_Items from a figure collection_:
════

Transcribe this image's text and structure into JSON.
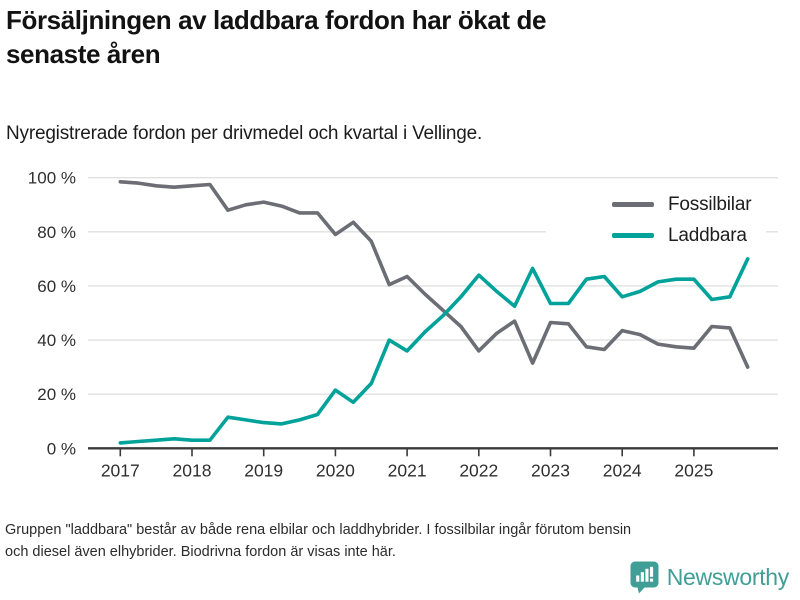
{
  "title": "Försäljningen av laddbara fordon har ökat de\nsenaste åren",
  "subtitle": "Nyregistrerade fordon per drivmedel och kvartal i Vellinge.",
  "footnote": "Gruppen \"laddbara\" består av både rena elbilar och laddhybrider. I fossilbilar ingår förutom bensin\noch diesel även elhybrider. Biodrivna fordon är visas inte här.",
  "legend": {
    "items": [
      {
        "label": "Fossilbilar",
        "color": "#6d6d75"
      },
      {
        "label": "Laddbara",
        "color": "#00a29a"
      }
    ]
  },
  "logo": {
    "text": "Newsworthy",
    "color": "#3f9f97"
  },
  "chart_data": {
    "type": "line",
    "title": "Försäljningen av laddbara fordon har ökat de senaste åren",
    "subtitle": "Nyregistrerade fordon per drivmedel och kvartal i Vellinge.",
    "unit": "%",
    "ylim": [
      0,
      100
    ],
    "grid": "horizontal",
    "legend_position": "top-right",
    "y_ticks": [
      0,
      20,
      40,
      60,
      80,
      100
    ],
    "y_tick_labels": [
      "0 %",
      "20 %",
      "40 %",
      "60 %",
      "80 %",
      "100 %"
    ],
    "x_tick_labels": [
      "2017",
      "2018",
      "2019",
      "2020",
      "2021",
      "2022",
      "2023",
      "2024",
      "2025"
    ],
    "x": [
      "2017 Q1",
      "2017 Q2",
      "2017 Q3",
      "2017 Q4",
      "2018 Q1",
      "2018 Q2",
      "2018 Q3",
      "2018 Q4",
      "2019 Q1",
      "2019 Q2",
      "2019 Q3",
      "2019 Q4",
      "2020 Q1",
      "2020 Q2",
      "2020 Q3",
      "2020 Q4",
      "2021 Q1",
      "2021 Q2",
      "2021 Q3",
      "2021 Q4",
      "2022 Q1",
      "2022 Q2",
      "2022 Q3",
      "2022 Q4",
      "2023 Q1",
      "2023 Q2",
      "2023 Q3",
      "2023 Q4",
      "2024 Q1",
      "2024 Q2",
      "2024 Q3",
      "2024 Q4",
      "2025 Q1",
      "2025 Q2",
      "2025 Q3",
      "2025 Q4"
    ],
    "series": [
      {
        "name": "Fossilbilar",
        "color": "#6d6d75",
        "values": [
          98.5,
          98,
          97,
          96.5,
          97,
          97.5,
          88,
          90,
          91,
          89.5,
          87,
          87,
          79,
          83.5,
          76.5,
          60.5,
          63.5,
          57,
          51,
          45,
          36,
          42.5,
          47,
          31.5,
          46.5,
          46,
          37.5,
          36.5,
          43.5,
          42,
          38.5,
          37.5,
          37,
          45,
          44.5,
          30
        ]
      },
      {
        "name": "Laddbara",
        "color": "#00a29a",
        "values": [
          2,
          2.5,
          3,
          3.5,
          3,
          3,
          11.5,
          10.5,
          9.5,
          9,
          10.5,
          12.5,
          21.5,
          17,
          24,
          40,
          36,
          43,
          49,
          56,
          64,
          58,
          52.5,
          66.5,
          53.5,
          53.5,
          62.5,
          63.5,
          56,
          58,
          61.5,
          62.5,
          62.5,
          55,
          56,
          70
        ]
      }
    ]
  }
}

════

_EXERCISE DIRECTIONS_:
Extract, from the listing above, every line where the string "ökat" occurs.

_WRITTEN ANSWER_:
  "title": "Försäljningen av laddbara fordon har ökat de\nsenaste åren",
    "title": "Försäljningen av laddbara fordon har ökat de senaste åren",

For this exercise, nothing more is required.